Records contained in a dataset
•••
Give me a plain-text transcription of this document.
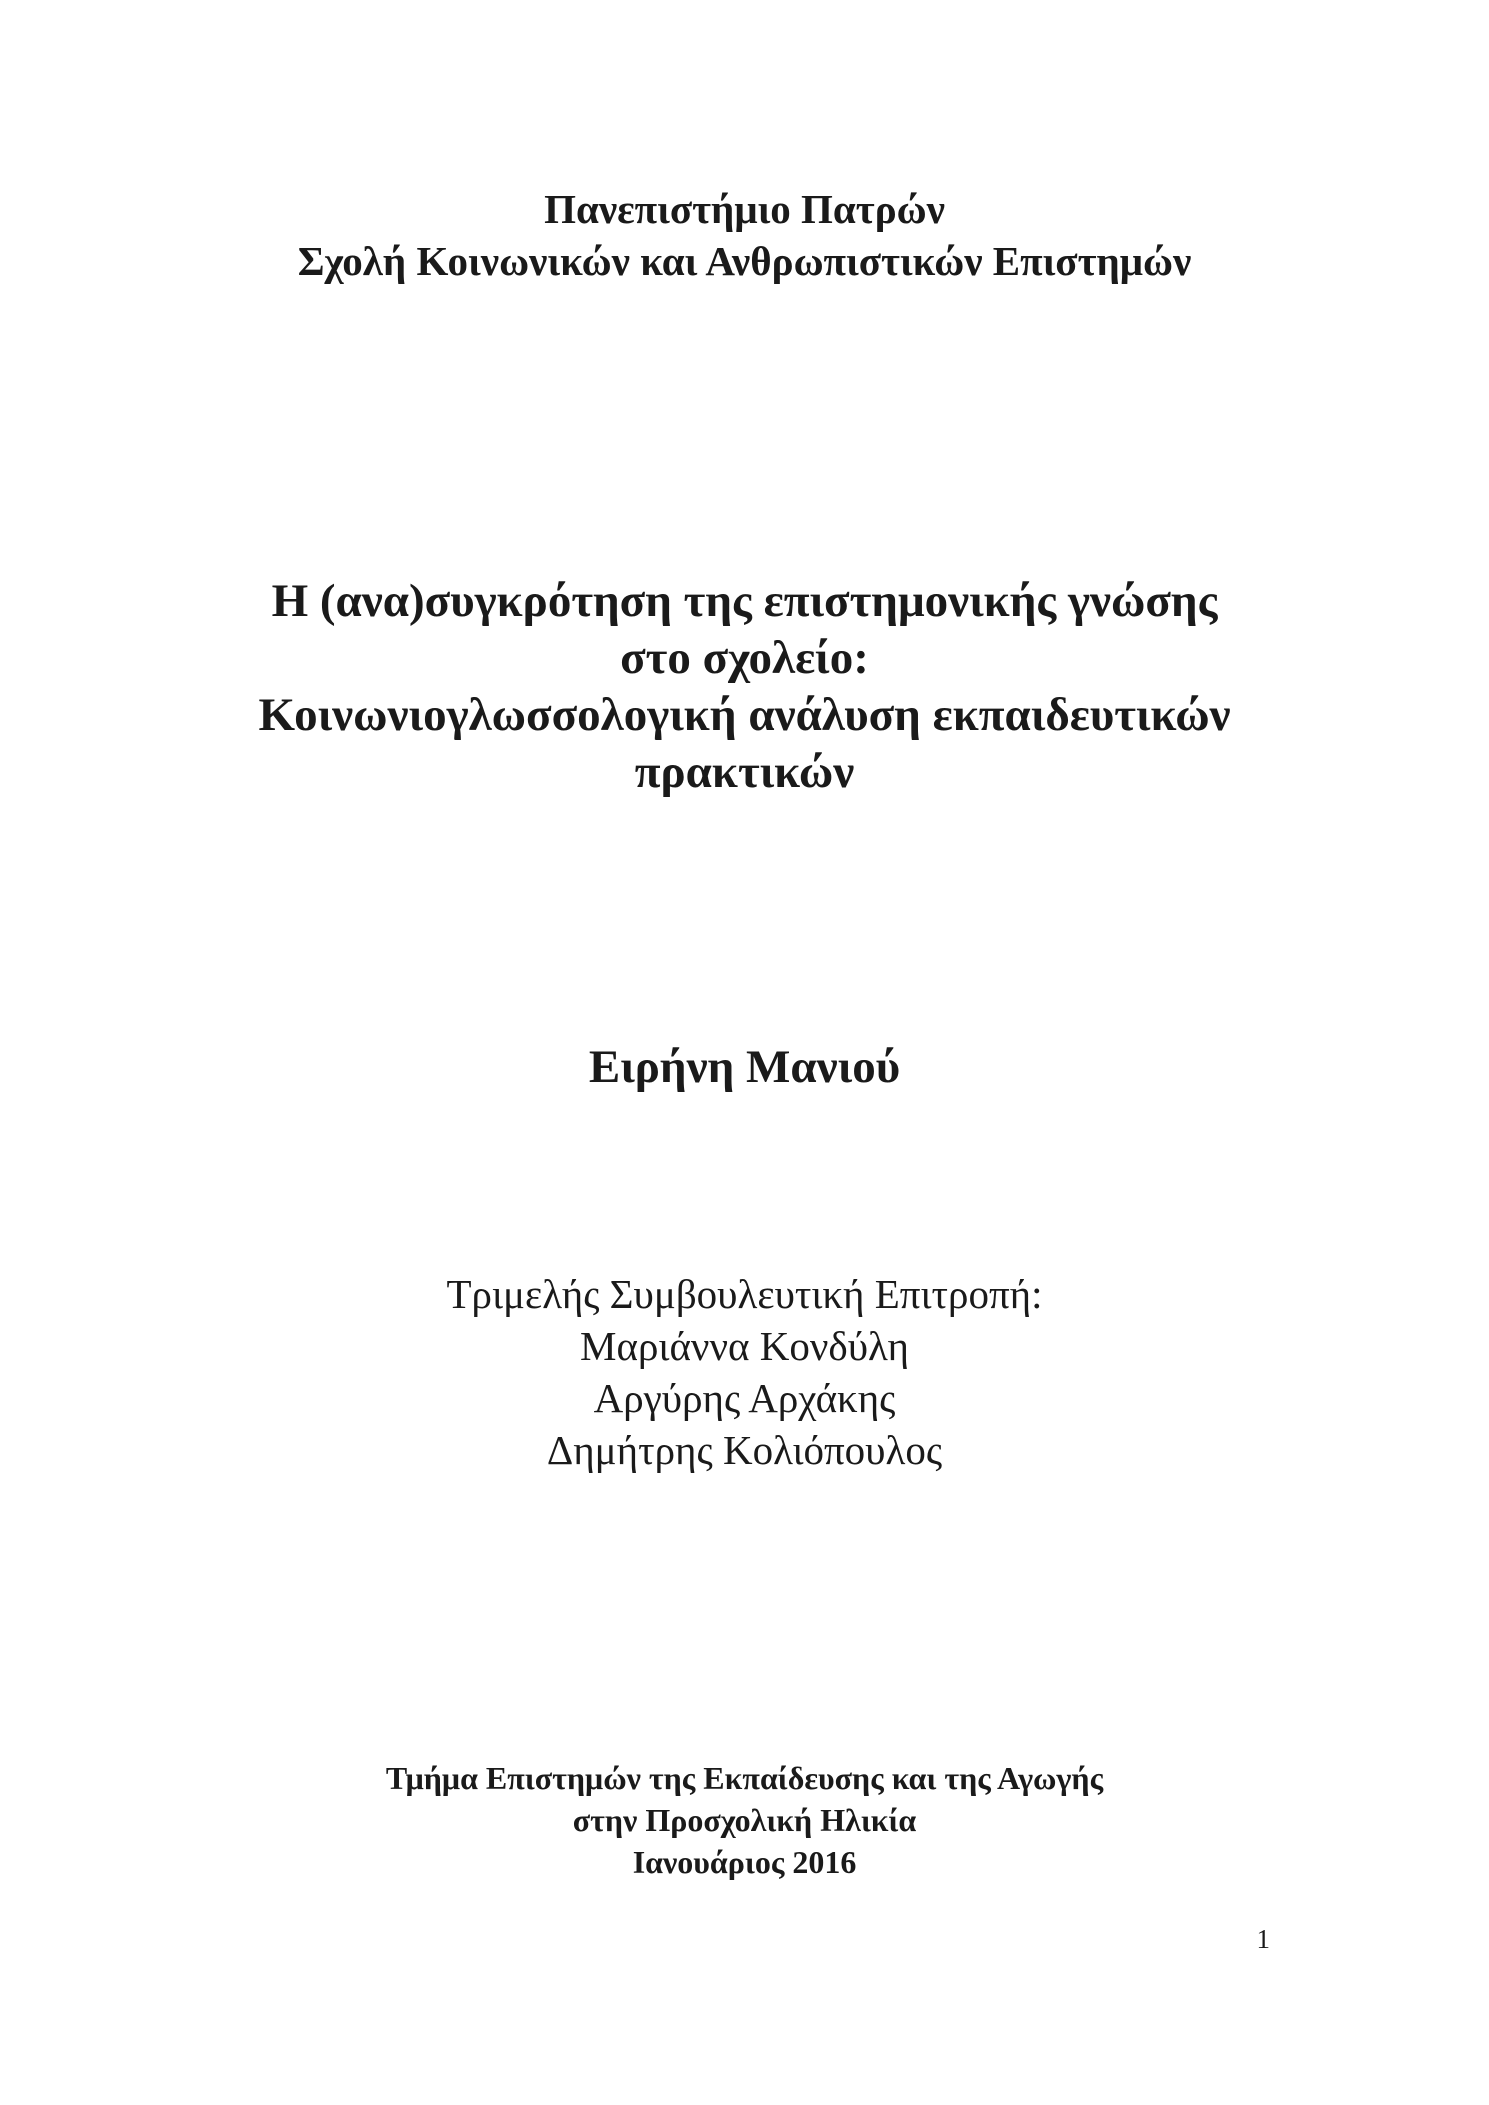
Πανεπιστήμιο Πατρών
Σχολή Κοινωνικών και Ανθρωπιστικών Επιστημών
Η (ανα)συγκρότηση της επιστημονικής γνώσης
στο σχολείο:
Κοινωνιογλωσσολογική ανάλυση εκπαιδευτικών
πρακτικών
Ειρήνη Μανιού
Τριμελής Συμβουλευτική Επιτροπή:
Μαριάννα Κονδύλη
Αργύρης Αρχάκης
Δημήτρης Κολιόπουλος
Τμήμα Επιστημών της Εκπαίδευσης και της Αγωγής
στην Προσχολική Ηλικία
Ιανουάριος 2016
1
•••
▸ **TASK DIRECTIONS**: Print every record above exactly as written, leaving out the pictures.

▸ **RESULT OF THIS EXERCISE**:
Give me a plain-text transcription of this document.
Πανεπιστήμιο Πατρών
Σχολή Κοινωνικών και Ανθρωπιστικών Επιστημών
Η (ανα)συγκρότηση της επιστημονικής γνώσης
στο σχολείο:
Κοινωνιογλωσσολογική ανάλυση εκπαιδευτικών
πρακτικών
Ειρήνη Μανιού
Τριμελής Συμβουλευτική Επιτροπή:
Μαριάννα Κονδύλη
Αργύρης Αρχάκης
Δημήτρης Κολιόπουλος
Τμήμα Επιστημών της Εκπαίδευσης και της Αγωγής
στην Προσχολική Ηλικία
Ιανουάριος 2016
1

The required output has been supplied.